Extracted data:
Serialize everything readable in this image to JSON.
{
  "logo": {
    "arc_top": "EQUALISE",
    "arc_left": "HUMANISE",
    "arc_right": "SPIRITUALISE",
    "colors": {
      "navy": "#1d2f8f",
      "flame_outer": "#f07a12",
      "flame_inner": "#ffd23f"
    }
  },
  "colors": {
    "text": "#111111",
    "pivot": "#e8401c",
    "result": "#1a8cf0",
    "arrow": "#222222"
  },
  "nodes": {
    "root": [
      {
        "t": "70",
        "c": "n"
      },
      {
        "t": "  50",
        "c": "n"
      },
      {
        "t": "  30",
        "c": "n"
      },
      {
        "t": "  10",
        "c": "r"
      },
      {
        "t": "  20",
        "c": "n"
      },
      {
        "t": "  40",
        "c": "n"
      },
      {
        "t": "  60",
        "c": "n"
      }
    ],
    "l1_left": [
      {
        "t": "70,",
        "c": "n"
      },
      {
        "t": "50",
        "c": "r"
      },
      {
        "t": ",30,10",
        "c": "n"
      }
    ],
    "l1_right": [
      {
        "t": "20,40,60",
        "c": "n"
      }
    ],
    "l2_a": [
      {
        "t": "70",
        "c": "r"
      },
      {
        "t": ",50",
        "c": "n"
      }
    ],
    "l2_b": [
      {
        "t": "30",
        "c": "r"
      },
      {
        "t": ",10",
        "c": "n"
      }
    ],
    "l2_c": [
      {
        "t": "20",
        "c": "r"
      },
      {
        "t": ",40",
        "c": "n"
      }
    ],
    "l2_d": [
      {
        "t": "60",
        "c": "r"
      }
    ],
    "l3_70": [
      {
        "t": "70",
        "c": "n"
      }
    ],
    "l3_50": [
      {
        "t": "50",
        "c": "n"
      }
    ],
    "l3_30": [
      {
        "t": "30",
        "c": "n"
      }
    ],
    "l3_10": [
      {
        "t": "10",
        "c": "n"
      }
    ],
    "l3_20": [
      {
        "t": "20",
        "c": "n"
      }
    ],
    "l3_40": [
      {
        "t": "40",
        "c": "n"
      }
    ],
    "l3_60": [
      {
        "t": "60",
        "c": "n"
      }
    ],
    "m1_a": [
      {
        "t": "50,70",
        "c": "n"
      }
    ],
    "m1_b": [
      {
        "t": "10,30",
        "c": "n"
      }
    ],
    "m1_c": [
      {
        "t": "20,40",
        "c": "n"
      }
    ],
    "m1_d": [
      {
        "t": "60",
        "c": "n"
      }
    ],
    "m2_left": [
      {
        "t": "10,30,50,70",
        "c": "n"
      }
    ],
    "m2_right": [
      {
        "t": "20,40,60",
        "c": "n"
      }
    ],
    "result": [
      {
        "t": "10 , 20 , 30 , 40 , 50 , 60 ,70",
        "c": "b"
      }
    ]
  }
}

Task brief:
Type the material above out again, exactly.

Exercise result:
Serialize everything readable in this image to JSON.
{
  "logo": {
    "arc_top": "EQUALISE",
    "arc_left": "HUMANISE",
    "arc_right": "SPIRITUALISE",
    "colors": {
      "navy": "#1d2f8f",
      "flame_outer": "#f07a12",
      "flame_inner": "#ffd23f"
    }
  },
  "colors": {
    "text": "#111111",
    "pivot": "#e8401c",
    "result": "#1a8cf0",
    "arrow": "#222222"
  },
  "nodes": {
    "root": [
      {
        "t": "70",
        "c": "n"
      },
      {
        "t": "  50",
        "c": "n"
      },
      {
        "t": "  30",
        "c": "n"
      },
      {
        "t": "  10",
        "c": "r"
      },
      {
        "t": "  20",
        "c": "n"
      },
      {
        "t": "  40",
        "c": "n"
      },
      {
        "t": "  60",
        "c": "n"
      }
    ],
    "l1_left": [
      {
        "t": "70,",
        "c": "n"
      },
      {
        "t": "50",
        "c": "r"
      },
      {
        "t": ",30,10",
        "c": "n"
      }
    ],
    "l1_right": [
      {
        "t": "20,40,60",
        "c": "n"
      }
    ],
    "l2_a": [
      {
        "t": "70",
        "c": "r"
      },
      {
        "t": ",50",
        "c": "n"
      }
    ],
    "l2_b": [
      {
        "t": "30",
        "c": "r"
      },
      {
        "t": ",10",
        "c": "n"
      }
    ],
    "l2_c": [
      {
        "t": "20",
        "c": "r"
      },
      {
        "t": ",40",
        "c": "n"
      }
    ],
    "l2_d": [
      {
        "t": "60",
        "c": "r"
      }
    ],
    "l3_70": [
      {
        "t": "70",
        "c": "n"
      }
    ],
    "l3_50": [
      {
        "t": "50",
        "c": "n"
      }
    ],
    "l3_30": [
      {
        "t": "30",
        "c": "n"
      }
    ],
    "l3_10": [
      {
        "t": "10",
        "c": "n"
      }
    ],
    "l3_20": [
      {
        "t": "20",
        "c": "n"
      }
    ],
    "l3_40": [
      {
        "t": "40",
        "c": "n"
      }
    ],
    "l3_60": [
      {
        "t": "60",
        "c": "n"
      }
    ],
    "m1_a": [
      {
        "t": "50,70",
        "c": "n"
      }
    ],
    "m1_b": [
      {
        "t": "10,30",
        "c": "n"
      }
    ],
    "m1_c": [
      {
        "t": "20,40",
        "c": "n"
      }
    ],
    "m1_d": [
      {
        "t": "60",
        "c": "n"
      }
    ],
    "m2_left": [
      {
        "t": "10,30,50,70",
        "c": "n"
      }
    ],
    "m2_right": [
      {
        "t": "20,40,60",
        "c": "n"
      }
    ],
    "result": [
      {
        "t": "10 , 20 , 30 , 40 , 50 , 60 ,70",
        "c": "b"
      }
    ]
  }
}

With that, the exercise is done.